_COMPITO BREVE_. Nel testo sul consenso per Trump, in quanti paesi il Pew Research Center ha svolto il suo sondaggio?

_TESTO FORNITO_.
- - - -

Negli Stati Uniti il consenso per Trump rimane invariato attorno al 45%: nonostante l’impeachment e la crisi in Medio Oriente
La vendetta “telefonata” affinché i missili iraniani colpissero le basi americane in Iraq senza uccidere soldati nemici, offre qualche ragione di ottimismo. La risposta all’omicidio di Qasem Soleimaini non finisce qui: gli iraniani compiranno altre azioni in una regione dove gli obiettivi non mancano. Ma l’insieme di parole e opere fa legittimamente credere che per ottenere giustizia Teheran si affidi soprattutto al tempo e al sistema elettorale americano.
Sono molti nel mondo a sperare come gli iraniani che il primo martedì di quel mese – il 3 – gli americani scelgano un altro presidente. Il Pew Research Center di Washington ha quantificato l’attesa con un sondaggio in 33 paesi. La sintesi della sfiducia in Donald Trump è 64% a 26. Punta massima il Messico (89%), minime in Israele, Filippine, India e in tre europei: Polonia, Lituania e Ungheria. Più di ogni altro leader o presunto tale, il presidente americano è l’esempio e la sintesi della battaglia fra modello liberale e sovranismo in Occidente e in molte altre parti del mondo. Come l’instabilità mediorientale, questo scontro continuerà a dominare il quadro internazionale per molti anni ancora.
Sarà una lotta difficile se, come ancora ricorda il Pew Center, negli Stati Uniti il consenso per Trump rimane invariato attorno al 45%: nonostante l’impeachment e la palese incapacità di governare i suoi istinti nell’amministrare la potenza globale americana.
In un editoriale sul New York Times l’economista premio Nobel Paul Krugman si chiede «Come avrebbero reagito gli americani se una potenza straniera avesse assassinato Dick Cheney, affermando che aveva le mani sporche del sangue di centinaia di migliaia di iracheni?». Vicepresidente di George W. Bush, Cheney è uno dei principali responsabili della disastrosa invasione dell’Iraq, nel 2003. Non è irragionevole paragonare Cheney a Soleimaini.
In realtà gli americani avevano già risposto alla provocazione di Krugman, rieleggendo Bush nel 2004. In un’intervista poco prima di quel voto, il democratico John Kerry, lo sconfitto, sosteneva che gli Stati Uniti dovessero uscire dallo stato di emergenza permanente decretato dopo l’11 Settembre. Il terrorismo, diceva, è come la droga e la prostituzione: è una mnaccia permanente ma non esistenziale, che va combattuta con le leggi della democrazia e non solo con le armi. Sedici anni dopo, la “War on terror” continua a stravolgere la Costituzione, il primato del Congresso, le leggi degli Stati Uniti e l’idea che gli americani hanno del mondo.

- - - -

[Dati sui confini delle regioni]

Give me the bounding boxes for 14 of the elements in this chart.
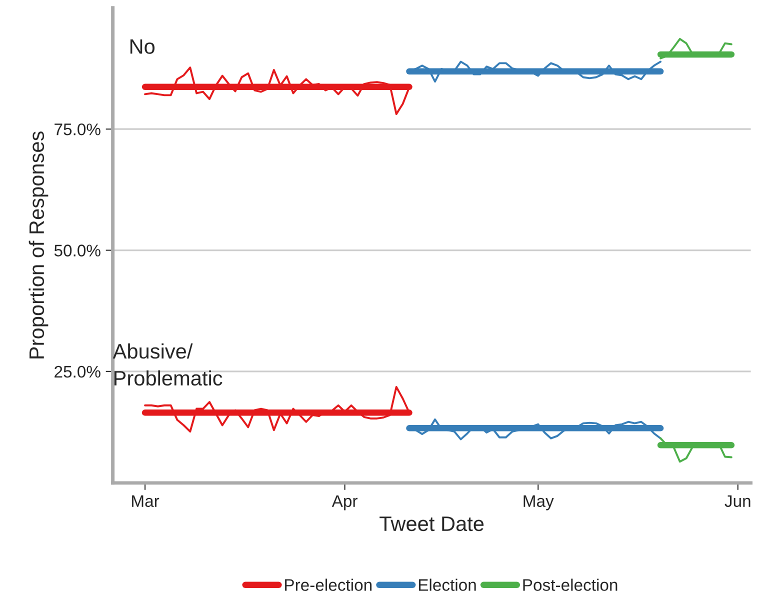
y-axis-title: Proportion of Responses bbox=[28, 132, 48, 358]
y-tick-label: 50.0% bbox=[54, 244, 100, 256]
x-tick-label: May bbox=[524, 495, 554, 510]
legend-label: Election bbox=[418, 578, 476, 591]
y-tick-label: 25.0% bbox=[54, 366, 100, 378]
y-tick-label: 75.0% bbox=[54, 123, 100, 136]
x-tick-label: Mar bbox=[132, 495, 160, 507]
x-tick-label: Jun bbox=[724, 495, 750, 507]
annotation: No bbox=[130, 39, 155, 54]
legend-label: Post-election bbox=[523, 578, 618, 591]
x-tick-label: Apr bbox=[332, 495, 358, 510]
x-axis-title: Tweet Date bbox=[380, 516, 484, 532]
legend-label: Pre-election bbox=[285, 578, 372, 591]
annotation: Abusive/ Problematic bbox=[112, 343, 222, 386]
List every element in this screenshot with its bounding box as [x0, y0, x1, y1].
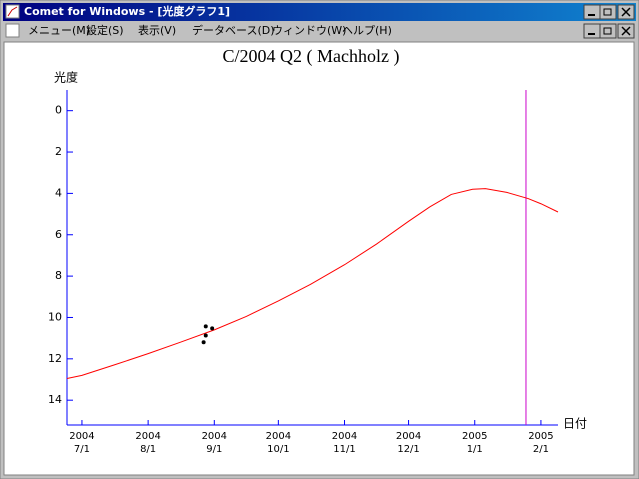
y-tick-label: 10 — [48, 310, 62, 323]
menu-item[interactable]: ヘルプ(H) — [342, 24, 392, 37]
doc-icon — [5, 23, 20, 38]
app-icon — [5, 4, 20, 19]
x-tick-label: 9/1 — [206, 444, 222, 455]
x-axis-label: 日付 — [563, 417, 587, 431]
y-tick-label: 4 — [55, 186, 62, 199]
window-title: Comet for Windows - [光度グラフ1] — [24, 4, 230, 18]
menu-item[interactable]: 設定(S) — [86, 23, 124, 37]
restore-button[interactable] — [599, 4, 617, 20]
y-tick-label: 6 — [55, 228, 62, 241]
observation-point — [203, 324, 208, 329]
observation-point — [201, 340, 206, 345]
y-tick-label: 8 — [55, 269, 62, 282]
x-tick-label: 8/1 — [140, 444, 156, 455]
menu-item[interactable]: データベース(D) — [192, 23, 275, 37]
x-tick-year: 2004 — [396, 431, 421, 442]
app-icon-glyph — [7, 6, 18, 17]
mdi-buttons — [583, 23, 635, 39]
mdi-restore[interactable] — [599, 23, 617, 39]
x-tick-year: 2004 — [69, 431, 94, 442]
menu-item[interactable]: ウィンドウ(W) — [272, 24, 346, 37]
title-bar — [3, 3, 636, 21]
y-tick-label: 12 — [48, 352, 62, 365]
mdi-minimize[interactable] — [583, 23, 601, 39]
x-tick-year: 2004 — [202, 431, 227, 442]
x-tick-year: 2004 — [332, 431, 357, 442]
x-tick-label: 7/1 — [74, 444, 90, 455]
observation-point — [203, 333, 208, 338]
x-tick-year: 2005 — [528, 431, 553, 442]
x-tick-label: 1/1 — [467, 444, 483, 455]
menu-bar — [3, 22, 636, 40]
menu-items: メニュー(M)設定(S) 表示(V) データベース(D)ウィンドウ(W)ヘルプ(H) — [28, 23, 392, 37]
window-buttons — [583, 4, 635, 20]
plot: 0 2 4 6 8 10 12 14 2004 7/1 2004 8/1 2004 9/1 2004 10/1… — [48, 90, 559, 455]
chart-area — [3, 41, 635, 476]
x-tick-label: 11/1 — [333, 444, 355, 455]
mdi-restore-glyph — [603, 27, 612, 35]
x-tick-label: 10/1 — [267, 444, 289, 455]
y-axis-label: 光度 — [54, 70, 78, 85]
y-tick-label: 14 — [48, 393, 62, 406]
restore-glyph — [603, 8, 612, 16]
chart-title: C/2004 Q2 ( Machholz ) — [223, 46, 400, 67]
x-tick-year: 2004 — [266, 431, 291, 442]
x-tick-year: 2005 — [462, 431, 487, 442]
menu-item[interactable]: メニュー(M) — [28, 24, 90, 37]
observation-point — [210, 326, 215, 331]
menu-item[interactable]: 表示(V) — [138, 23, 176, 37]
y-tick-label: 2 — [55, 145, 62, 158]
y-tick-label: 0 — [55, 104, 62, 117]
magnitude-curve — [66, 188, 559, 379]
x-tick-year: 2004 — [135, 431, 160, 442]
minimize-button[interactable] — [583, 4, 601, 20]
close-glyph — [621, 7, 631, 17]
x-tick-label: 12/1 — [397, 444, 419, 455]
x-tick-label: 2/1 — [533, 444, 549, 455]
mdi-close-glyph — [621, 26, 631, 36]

- - - -

_RISPOSTA DELL'ESERCIZIO_. In 33 paesi.